- [What the exercise asks] In the data below, locate each line with the word "الكاتب" and list it.

↓↓↓

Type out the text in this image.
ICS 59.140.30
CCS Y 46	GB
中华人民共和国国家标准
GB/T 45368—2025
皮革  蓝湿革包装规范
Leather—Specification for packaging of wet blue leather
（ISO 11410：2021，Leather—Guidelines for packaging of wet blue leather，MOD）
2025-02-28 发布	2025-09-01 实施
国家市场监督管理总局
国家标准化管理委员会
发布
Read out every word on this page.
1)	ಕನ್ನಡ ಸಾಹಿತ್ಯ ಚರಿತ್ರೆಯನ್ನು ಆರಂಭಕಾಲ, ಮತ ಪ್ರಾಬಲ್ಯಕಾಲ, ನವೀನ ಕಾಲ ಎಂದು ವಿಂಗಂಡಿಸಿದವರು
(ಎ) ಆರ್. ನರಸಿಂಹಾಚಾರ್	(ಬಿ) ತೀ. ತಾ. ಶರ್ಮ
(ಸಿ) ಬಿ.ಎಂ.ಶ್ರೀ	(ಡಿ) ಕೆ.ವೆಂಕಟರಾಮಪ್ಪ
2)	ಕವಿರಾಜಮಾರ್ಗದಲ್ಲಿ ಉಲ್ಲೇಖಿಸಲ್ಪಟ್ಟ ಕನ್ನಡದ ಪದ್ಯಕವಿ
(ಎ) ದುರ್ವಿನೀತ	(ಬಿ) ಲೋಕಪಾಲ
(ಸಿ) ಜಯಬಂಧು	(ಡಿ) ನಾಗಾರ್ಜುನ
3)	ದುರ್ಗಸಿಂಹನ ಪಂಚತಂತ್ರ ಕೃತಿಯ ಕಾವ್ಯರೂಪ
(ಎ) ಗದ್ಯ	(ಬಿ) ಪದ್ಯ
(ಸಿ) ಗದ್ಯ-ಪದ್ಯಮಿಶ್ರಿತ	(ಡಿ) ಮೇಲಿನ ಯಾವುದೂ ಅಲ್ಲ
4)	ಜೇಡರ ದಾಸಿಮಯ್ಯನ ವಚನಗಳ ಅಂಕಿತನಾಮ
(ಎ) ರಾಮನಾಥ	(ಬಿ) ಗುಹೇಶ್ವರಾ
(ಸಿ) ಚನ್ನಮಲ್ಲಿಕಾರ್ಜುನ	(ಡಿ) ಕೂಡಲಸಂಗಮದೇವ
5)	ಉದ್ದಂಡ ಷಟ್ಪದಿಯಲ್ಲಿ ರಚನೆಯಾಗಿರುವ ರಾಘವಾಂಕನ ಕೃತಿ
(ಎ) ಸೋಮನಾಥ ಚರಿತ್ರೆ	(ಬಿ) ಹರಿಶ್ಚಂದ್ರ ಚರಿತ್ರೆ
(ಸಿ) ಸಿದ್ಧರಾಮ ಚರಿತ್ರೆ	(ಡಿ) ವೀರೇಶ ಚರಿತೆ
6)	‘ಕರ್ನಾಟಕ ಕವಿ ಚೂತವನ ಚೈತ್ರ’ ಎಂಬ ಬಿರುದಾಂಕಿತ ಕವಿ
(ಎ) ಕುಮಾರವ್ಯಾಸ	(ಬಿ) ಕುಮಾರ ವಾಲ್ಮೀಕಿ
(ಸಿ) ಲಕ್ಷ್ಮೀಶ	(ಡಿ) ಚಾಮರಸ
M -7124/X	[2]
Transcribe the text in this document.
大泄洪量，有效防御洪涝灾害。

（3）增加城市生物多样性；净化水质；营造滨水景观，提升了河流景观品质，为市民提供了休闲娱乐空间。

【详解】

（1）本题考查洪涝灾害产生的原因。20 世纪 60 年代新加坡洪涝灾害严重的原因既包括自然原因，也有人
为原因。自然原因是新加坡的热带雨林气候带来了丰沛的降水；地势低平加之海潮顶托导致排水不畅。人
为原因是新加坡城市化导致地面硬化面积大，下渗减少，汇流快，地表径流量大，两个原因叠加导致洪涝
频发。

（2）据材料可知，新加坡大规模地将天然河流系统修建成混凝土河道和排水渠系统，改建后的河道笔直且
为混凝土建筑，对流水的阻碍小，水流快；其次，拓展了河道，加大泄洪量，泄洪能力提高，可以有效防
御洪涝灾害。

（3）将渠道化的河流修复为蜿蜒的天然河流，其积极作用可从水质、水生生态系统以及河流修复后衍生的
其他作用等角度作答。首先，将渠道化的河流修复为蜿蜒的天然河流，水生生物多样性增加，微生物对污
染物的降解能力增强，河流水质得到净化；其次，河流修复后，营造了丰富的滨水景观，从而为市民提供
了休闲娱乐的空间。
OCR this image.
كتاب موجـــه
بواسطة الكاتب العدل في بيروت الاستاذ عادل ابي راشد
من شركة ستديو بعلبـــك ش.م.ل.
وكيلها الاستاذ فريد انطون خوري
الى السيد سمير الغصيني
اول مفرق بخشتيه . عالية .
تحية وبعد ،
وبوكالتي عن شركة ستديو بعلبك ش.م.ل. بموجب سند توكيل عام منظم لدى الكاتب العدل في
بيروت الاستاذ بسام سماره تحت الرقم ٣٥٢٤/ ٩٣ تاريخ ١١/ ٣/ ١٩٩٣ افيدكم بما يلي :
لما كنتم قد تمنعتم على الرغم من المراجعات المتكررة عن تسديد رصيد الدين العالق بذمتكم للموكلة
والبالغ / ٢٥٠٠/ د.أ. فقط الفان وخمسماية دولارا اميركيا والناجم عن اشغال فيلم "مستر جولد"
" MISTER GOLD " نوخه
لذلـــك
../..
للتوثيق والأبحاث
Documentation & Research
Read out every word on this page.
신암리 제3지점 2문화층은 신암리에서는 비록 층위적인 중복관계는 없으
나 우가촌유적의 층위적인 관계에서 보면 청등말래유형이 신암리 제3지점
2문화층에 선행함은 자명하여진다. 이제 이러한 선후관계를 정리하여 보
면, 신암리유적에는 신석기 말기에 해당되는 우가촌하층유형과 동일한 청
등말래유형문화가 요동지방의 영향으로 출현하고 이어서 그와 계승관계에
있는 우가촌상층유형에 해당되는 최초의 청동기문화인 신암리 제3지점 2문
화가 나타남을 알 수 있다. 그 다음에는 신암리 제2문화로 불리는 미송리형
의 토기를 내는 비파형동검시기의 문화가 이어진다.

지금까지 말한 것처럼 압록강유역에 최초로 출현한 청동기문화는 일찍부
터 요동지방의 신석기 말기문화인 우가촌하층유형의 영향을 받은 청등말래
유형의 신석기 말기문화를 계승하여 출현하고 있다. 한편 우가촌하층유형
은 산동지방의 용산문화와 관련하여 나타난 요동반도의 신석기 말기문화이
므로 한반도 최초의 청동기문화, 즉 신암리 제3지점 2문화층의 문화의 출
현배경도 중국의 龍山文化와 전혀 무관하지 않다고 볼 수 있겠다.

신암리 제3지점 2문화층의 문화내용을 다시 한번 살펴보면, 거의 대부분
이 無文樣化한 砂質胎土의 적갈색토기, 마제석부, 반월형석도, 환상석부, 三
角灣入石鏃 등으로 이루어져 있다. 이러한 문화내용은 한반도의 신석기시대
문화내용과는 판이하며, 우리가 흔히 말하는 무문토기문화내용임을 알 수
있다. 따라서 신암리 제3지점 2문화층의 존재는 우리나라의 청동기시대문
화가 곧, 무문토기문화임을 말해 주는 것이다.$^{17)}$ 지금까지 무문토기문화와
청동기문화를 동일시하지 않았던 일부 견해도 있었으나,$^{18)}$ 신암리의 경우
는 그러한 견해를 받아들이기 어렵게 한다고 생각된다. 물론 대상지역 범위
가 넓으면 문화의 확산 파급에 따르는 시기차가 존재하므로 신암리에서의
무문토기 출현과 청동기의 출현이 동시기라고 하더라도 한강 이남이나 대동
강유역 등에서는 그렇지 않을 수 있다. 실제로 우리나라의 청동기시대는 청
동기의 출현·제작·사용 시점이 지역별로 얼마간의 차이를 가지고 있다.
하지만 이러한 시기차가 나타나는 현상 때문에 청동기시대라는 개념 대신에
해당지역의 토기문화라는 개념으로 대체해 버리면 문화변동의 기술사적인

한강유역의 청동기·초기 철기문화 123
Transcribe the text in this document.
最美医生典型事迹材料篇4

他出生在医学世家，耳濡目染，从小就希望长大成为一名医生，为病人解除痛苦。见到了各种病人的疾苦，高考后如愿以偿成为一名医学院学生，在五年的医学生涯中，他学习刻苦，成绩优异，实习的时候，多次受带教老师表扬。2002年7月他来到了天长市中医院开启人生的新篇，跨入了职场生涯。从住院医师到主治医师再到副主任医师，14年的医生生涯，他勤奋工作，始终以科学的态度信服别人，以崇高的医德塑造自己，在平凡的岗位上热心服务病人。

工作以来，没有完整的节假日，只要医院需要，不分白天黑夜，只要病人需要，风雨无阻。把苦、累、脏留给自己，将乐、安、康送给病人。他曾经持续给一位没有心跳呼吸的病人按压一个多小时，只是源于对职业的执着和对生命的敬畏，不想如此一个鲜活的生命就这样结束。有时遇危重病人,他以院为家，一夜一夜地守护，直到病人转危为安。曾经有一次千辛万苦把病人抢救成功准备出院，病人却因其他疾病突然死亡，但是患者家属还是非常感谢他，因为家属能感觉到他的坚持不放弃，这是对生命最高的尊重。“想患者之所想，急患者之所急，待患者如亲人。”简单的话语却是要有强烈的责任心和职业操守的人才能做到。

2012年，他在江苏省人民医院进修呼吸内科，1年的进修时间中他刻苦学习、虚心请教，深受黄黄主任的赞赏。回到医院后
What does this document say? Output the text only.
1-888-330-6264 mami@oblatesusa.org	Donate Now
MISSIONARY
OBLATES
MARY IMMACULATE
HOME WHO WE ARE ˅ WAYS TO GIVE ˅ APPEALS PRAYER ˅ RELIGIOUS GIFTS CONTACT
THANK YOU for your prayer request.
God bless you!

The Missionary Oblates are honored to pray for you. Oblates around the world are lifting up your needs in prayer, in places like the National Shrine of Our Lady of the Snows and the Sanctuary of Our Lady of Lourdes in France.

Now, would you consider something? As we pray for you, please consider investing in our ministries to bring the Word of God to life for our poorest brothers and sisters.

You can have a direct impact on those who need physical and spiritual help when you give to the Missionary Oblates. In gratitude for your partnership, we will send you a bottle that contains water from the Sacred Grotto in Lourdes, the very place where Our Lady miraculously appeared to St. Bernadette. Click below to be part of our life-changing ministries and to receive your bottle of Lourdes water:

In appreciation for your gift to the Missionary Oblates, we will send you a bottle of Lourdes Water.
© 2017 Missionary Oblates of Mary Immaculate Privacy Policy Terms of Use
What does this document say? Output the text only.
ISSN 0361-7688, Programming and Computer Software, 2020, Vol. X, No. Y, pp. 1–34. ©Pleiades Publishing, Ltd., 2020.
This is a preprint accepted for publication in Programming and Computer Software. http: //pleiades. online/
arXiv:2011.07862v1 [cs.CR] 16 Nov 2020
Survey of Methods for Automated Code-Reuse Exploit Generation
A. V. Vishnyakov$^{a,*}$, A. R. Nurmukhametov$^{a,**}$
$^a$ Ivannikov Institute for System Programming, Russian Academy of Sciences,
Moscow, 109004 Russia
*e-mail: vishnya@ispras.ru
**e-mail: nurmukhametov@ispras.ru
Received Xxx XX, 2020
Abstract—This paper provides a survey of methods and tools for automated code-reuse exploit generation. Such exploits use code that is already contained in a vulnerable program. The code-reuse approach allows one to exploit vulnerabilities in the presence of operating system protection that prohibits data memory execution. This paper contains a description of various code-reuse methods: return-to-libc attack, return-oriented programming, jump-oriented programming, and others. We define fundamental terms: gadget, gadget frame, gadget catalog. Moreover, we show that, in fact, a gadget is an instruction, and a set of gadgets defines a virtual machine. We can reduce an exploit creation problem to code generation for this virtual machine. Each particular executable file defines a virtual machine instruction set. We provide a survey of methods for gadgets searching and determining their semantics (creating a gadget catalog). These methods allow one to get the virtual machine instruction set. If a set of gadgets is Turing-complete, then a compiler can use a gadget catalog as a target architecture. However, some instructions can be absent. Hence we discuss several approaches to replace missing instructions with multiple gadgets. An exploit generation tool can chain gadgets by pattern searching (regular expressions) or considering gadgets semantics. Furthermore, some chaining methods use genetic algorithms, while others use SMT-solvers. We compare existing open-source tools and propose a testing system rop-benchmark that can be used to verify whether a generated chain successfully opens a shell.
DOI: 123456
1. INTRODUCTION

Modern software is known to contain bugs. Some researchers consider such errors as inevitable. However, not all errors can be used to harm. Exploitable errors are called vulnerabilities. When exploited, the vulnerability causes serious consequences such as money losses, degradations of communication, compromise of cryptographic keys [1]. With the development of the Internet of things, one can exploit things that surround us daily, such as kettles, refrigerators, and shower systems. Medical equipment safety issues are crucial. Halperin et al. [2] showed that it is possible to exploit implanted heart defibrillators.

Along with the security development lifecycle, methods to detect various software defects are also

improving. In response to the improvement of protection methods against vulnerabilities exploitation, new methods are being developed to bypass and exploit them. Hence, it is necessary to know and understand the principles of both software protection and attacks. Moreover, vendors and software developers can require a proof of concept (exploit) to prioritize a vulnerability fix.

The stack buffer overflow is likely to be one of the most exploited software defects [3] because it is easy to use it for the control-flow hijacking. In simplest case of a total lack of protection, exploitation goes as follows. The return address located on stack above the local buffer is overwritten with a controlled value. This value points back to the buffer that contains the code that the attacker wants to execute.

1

↑↑↑

- [Reply]
بواسطة الكاتب العدل في بيروت الاستاذ عادل ابي راشد
وبوكالتي عن شركة ستديو بعلبك ش.م.ل. بموجب سند توكيل عام منظم لدى الكاتب العدل في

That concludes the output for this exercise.